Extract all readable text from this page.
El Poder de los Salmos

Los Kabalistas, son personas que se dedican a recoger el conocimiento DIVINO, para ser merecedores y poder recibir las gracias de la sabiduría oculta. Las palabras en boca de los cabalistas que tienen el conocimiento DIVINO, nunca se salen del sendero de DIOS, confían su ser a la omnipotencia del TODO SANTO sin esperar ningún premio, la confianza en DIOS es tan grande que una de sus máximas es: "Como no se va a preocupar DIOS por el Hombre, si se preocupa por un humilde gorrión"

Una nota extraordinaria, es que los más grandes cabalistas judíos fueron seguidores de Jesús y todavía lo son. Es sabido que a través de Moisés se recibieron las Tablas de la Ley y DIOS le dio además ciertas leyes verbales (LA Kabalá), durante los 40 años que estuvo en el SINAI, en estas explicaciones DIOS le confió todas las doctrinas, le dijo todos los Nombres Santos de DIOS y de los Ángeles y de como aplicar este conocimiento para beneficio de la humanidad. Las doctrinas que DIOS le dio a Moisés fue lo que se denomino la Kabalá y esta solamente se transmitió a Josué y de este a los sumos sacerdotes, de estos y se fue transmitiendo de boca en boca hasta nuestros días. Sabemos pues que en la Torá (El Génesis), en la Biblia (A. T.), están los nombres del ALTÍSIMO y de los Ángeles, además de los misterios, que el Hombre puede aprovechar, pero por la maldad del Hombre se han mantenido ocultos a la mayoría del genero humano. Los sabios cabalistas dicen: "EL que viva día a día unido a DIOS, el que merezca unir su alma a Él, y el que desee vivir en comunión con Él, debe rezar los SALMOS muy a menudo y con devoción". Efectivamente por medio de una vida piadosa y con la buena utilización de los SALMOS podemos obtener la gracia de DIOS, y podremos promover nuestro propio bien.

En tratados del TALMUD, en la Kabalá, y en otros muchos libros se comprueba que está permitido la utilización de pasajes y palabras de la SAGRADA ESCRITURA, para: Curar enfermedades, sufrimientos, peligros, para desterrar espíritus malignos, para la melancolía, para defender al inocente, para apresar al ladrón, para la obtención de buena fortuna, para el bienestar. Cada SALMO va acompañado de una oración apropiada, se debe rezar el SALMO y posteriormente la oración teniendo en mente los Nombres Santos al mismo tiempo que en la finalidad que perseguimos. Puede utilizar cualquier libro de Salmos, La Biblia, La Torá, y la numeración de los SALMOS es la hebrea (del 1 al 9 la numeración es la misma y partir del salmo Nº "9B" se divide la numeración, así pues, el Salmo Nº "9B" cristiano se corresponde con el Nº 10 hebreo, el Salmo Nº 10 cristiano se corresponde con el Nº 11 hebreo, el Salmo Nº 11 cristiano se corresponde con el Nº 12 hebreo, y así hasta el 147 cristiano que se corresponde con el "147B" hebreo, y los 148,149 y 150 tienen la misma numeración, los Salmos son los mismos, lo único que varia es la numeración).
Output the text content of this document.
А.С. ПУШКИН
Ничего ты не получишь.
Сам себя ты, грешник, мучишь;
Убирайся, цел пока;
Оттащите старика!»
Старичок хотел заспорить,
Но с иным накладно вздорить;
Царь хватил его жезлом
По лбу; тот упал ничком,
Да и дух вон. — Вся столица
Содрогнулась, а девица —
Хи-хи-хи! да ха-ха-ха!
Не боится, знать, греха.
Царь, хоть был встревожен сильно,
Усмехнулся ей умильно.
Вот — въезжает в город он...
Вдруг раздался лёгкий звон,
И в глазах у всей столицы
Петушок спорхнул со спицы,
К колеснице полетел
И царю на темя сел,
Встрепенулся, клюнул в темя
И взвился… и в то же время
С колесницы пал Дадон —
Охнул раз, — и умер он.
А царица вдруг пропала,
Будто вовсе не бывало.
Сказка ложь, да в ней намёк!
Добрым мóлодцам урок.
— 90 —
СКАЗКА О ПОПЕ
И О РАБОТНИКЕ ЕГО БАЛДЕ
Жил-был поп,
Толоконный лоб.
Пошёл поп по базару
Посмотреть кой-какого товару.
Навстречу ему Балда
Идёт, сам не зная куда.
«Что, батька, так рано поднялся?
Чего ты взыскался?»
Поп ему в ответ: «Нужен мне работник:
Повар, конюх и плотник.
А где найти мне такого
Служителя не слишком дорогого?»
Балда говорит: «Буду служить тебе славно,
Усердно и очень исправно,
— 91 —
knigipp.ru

WHAT YOU NEED TO DO:
Look through the entries above and report each line where the string "palabras" occurs.

TASK RESULT:
Los Kabalistas, son personas que se dedican a recoger el conocimiento DIVINO, para ser merecedores y poder recibir las gracias de la sabiduría oculta. Las palabras en boca de los cabalistas que tienen el conocimiento DIVINO, nunca se salen del sendero de DIOS, confían su ser a la omnipotencia del TODO SANTO sin esperar ningún premio, la confianza en DIOS es tan grande que una de sus máximas es: "Como no se va a preocupar DIOS por el Hombre, si se preocupa por un humilde gorrión"
En tratados del TALMUD, en la Kabalá, y en otros muchos libros se comprueba que está permitido la utilización de pasajes y palabras de la SAGRADA ESCRITURA, para: Curar enfermedades, sufrimientos, peligros, para desterrar espíritus malignos, para la melancolía, para defender al inocente, para apresar al ladrón, para la obtención de buena fortuna, para el bienestar. Cada SALMO va acompañado de una oración apropiada, se debe rezar el SALMO y posteriormente la oración teniendo en mente los Nombres Santos al mismo tiempo que en la finalidad que perseguimos. Puede utilizar cualquier libro de Salmos, La Biblia, La Torá, y la numeración de los SALMOS es la hebrea (del 1 al 9 la numeración es la misma y partir del salmo Nº "9B" se divide la numeración, así pues, el Salmo Nº "9B" cristiano se corresponde con el Nº 10 hebreo, el Salmo Nº 10 cristiano se corresponde con el Nº 11 hebreo, el Salmo Nº 11 cristiano se corresponde con el Nº 12 hebreo, y así hasta el 147 cristiano que se corresponde con el "147B" hebreo, y los 148,149 y 150 tienen la misma numeración, los Salmos son los mismos, lo único que varia es la numeración).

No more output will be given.